Stated goal ▸ Find and return each line containing "Isle".
-- begin --
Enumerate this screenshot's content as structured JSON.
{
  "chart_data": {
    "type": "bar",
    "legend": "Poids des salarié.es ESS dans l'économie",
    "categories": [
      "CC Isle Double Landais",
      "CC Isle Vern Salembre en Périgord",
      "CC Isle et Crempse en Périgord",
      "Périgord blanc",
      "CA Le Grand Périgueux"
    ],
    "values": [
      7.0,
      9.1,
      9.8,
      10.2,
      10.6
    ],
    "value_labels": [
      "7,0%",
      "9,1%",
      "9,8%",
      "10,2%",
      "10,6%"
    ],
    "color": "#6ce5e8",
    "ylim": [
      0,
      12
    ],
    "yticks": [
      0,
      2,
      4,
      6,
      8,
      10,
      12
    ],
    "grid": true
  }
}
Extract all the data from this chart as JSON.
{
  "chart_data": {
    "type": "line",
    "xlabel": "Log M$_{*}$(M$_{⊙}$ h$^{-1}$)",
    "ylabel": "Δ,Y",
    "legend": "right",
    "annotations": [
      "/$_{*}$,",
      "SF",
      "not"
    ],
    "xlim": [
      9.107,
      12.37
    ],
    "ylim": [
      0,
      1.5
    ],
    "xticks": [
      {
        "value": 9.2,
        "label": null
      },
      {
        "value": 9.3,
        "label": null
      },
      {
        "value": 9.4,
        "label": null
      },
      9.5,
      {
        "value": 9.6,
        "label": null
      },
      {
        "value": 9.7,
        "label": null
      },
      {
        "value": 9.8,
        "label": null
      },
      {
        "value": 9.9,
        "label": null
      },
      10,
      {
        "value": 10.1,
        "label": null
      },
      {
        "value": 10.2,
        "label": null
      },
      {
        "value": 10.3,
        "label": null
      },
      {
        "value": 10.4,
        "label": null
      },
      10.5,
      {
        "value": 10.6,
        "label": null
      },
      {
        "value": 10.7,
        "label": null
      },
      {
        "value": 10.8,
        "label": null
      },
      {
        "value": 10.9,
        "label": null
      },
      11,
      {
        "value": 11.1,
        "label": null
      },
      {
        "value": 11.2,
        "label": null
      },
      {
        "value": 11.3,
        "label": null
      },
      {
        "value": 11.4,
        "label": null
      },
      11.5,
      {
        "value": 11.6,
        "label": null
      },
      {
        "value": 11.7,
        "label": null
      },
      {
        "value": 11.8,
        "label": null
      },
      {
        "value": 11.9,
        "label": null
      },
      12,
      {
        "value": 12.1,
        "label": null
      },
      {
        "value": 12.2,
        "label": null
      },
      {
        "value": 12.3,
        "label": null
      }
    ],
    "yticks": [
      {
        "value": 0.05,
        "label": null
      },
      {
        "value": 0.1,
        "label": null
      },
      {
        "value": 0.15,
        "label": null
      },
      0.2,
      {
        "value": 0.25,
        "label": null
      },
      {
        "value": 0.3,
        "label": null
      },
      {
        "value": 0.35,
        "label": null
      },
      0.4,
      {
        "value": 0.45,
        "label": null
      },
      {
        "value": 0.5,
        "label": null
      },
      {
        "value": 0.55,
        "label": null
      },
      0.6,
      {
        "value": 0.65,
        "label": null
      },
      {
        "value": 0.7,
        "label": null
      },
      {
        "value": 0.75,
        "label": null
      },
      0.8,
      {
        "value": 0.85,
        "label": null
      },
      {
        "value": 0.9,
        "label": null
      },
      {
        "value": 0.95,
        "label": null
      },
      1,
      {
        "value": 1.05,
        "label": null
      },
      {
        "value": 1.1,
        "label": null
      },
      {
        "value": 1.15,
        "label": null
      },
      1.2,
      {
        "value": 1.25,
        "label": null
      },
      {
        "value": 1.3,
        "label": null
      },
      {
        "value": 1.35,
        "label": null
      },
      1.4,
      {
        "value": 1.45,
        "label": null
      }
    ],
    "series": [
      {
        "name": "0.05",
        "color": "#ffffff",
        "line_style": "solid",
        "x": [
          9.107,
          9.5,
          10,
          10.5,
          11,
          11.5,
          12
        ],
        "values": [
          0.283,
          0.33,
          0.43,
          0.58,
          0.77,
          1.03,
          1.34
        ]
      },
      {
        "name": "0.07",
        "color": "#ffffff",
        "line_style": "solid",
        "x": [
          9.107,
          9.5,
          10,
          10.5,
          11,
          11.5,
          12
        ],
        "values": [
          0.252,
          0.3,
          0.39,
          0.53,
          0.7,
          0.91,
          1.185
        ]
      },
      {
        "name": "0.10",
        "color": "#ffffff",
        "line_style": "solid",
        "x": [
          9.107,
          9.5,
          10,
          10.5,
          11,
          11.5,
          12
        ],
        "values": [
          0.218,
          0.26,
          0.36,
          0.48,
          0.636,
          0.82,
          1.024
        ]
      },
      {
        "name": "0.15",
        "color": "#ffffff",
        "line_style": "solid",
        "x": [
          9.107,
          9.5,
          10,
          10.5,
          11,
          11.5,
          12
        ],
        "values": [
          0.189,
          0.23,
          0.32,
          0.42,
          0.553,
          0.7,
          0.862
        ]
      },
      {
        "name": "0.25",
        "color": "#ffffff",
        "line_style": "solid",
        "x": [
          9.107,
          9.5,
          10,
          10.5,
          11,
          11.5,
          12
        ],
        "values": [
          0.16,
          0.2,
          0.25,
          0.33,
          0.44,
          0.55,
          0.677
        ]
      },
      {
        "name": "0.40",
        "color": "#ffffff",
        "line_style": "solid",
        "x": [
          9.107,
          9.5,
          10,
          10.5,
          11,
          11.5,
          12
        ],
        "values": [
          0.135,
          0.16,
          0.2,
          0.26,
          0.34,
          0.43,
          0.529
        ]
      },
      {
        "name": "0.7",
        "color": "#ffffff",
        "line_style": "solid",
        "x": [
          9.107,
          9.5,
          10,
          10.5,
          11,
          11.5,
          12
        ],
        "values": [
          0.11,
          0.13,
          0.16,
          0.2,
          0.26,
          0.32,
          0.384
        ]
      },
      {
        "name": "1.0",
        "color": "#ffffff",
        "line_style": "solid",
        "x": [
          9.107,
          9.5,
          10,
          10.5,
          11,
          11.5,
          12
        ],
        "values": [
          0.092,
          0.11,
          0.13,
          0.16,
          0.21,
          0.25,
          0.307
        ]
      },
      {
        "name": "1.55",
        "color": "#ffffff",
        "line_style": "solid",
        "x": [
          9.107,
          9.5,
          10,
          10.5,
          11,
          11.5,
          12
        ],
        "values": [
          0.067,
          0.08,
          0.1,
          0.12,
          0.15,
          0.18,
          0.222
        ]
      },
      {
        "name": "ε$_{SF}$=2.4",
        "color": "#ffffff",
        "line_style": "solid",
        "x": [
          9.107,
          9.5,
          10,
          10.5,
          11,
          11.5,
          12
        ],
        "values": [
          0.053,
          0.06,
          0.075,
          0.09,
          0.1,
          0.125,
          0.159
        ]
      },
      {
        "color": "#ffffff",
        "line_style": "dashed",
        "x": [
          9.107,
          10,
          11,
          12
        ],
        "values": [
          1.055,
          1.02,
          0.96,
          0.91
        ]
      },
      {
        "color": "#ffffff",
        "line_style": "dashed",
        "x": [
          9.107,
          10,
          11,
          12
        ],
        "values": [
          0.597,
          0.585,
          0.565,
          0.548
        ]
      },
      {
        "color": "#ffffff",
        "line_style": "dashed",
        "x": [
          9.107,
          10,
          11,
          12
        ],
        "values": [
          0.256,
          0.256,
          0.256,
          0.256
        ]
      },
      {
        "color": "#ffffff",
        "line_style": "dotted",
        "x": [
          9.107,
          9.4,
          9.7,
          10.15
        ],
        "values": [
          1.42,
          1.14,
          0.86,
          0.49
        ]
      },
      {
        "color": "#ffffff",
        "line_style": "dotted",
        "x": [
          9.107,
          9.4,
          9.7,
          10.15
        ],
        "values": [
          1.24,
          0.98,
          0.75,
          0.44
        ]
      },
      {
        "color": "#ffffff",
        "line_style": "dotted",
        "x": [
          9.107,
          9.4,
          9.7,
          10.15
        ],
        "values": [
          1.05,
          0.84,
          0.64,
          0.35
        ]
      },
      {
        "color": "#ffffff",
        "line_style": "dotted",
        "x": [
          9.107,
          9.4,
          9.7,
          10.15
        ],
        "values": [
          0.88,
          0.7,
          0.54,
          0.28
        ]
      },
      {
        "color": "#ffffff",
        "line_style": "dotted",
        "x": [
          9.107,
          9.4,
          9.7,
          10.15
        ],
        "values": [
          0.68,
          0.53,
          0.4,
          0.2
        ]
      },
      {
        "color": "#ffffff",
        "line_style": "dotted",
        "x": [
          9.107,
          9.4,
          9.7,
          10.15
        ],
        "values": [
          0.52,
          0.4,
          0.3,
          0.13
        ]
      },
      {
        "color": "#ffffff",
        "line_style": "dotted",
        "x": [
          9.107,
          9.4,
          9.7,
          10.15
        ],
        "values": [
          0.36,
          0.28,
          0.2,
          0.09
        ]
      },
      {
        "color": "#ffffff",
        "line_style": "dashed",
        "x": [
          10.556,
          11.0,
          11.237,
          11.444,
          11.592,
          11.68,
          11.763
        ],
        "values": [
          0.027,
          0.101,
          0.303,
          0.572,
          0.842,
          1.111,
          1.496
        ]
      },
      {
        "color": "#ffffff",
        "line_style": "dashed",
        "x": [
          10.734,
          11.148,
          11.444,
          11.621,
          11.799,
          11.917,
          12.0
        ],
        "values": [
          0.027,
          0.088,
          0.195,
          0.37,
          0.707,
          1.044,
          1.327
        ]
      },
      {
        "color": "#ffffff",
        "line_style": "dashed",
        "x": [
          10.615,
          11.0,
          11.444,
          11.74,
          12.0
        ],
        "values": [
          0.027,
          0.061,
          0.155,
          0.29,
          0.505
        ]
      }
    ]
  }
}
-- end --
Task answer ▸
      "CC Isle Double Landais",
      "CC Isle Vern Salembre en Périgord",
      "CC Isle et Crempse en Périgord",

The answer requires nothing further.